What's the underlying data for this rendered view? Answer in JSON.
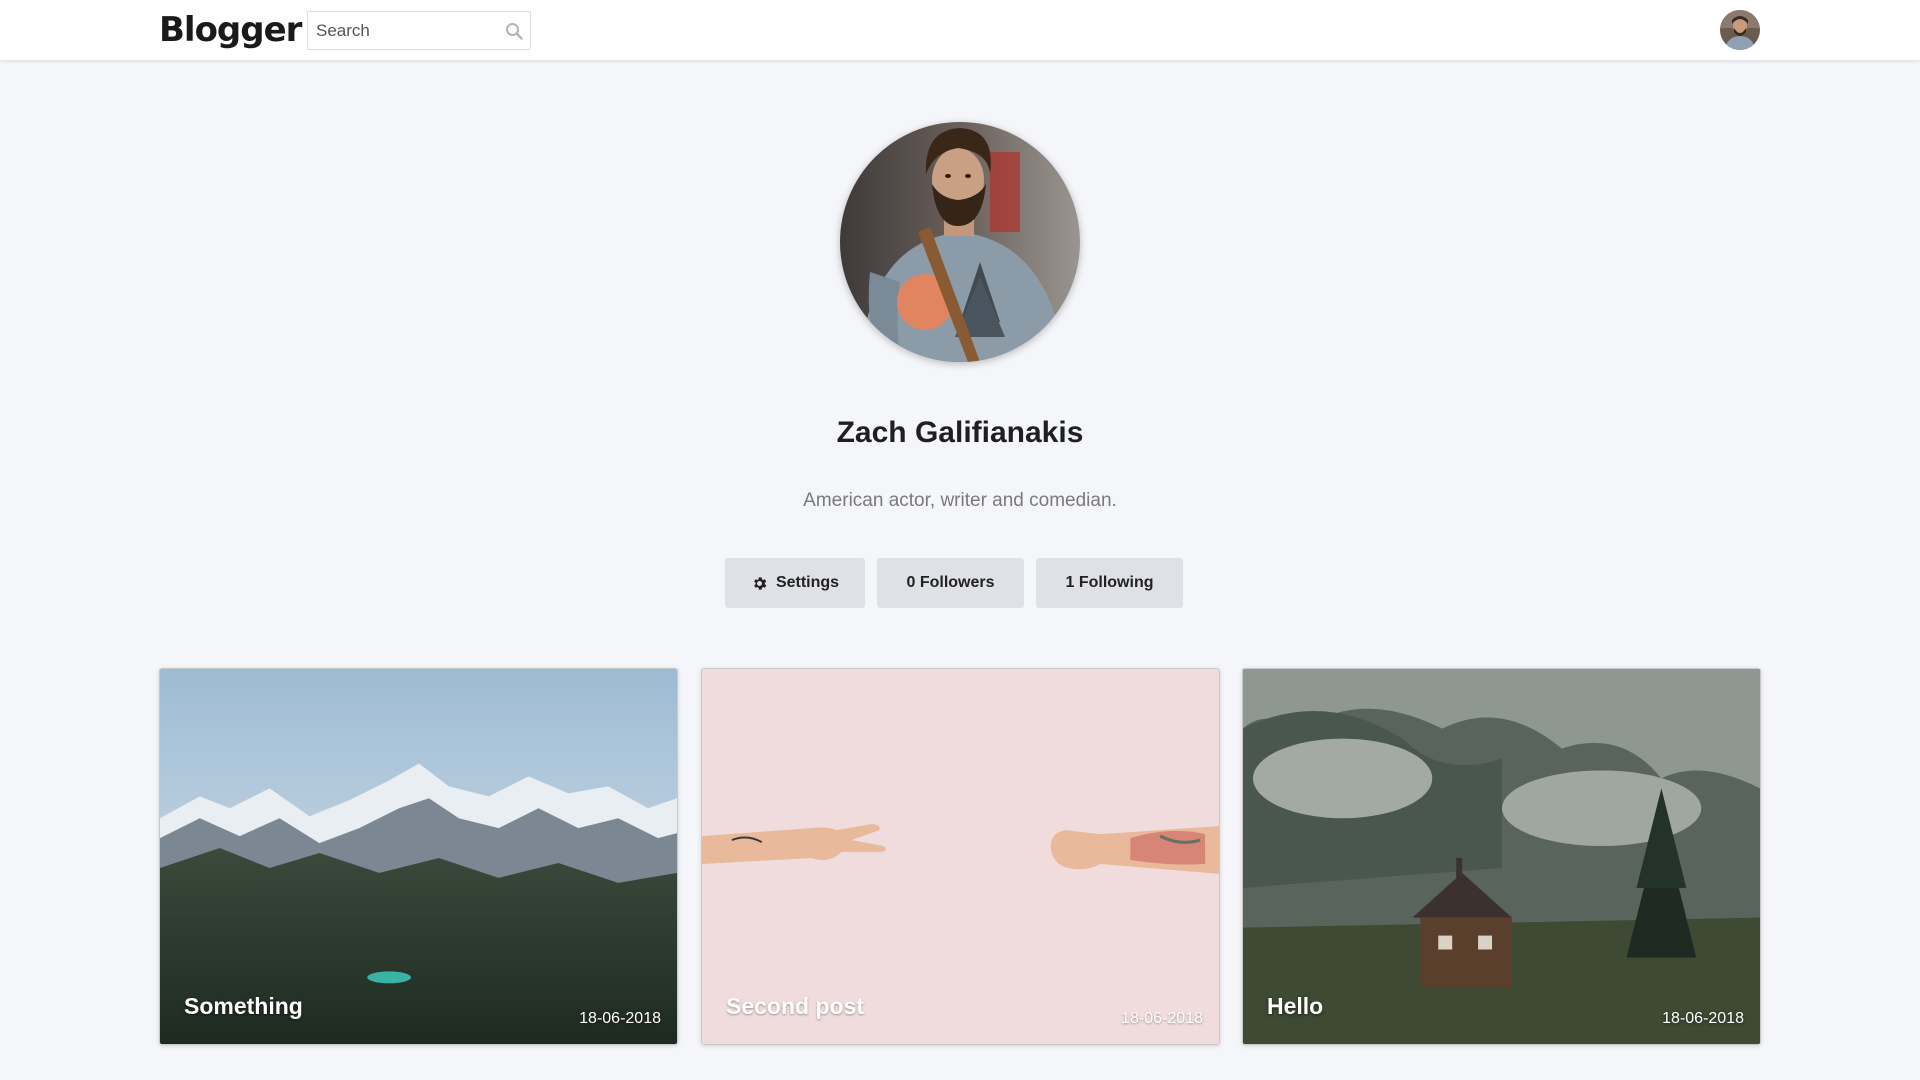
{
  "header": {
    "logo": "Blogger",
    "search": {
      "placeholder": "Search",
      "value": ""
    },
    "search_icon": "search-icon",
    "avatar_icon": "user-avatar"
  },
  "profile": {
    "name": "Zach Galifianakis",
    "bio": "American actor, writer and comedian."
  },
  "actions": {
    "settings_label": "Settings",
    "settings_icon": "gear-icon",
    "followers_label": "0 Followers",
    "following_label": "1 Following"
  },
  "posts": [
    {
      "title": "Something",
      "date": "18-06-2018"
    },
    {
      "title": "Second post",
      "date": "18-06-2018"
    },
    {
      "title": "Hello",
      "date": "18-06-2018"
    }
  ],
  "colors": {
    "page_background": "#f5f6fa",
    "header_background": "#ffffff",
    "button_background": "#dfe1e6",
    "bio_text": "#7a7a7a"
  }
}
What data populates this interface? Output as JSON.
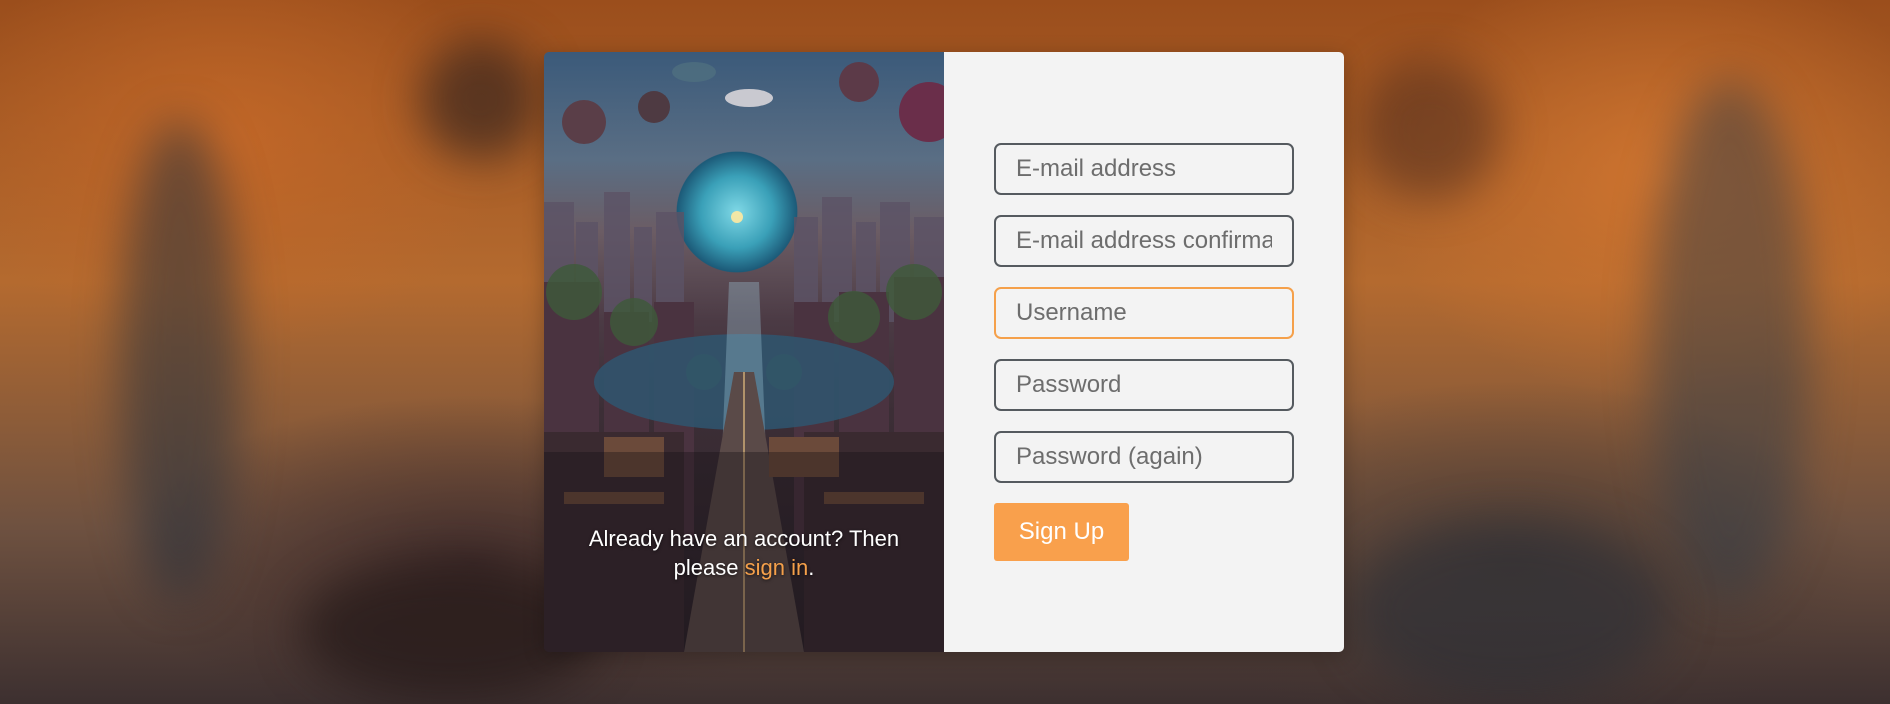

+-------+

**Task directions**
Print each of the records above exactly as written, leaving no picture in the copy.

**Finished exercise**
What's the underlying data for this rendered view? Answer in JSON.
{
  "header": {
    "logo": "Blogger",
    "search": {
      "placeholder": "Search",
      "value": ""
    },
    "search_icon": "search-icon",
    "avatar_icon": "user-avatar"
  },
  "profile": {
    "name": "Zach Galifianakis",
    "bio": "American actor, writer and comedian."
  },
  "actions": {
    "settings_label": "Settings",
    "settings_icon": "gear-icon",
    "followers_label": "0 Followers",
    "following_label": "1 Following"
  },
  "posts": [
    {
      "title": "Something",
      "date": "18-06-2018"
    },
    {
      "title": "Second post",
      "date": "18-06-2018"
    },
    {
      "title": "Hello",
      "date": "18-06-2018"
    }
  ],
  "colors": {
    "page_background": "#f5f6fa",
    "header_background": "#ffffff",
    "button_background": "#dfe1e6",
    "bio_text": "#7a7a7a"
  }
}
What data populates this interface? Output as JSON.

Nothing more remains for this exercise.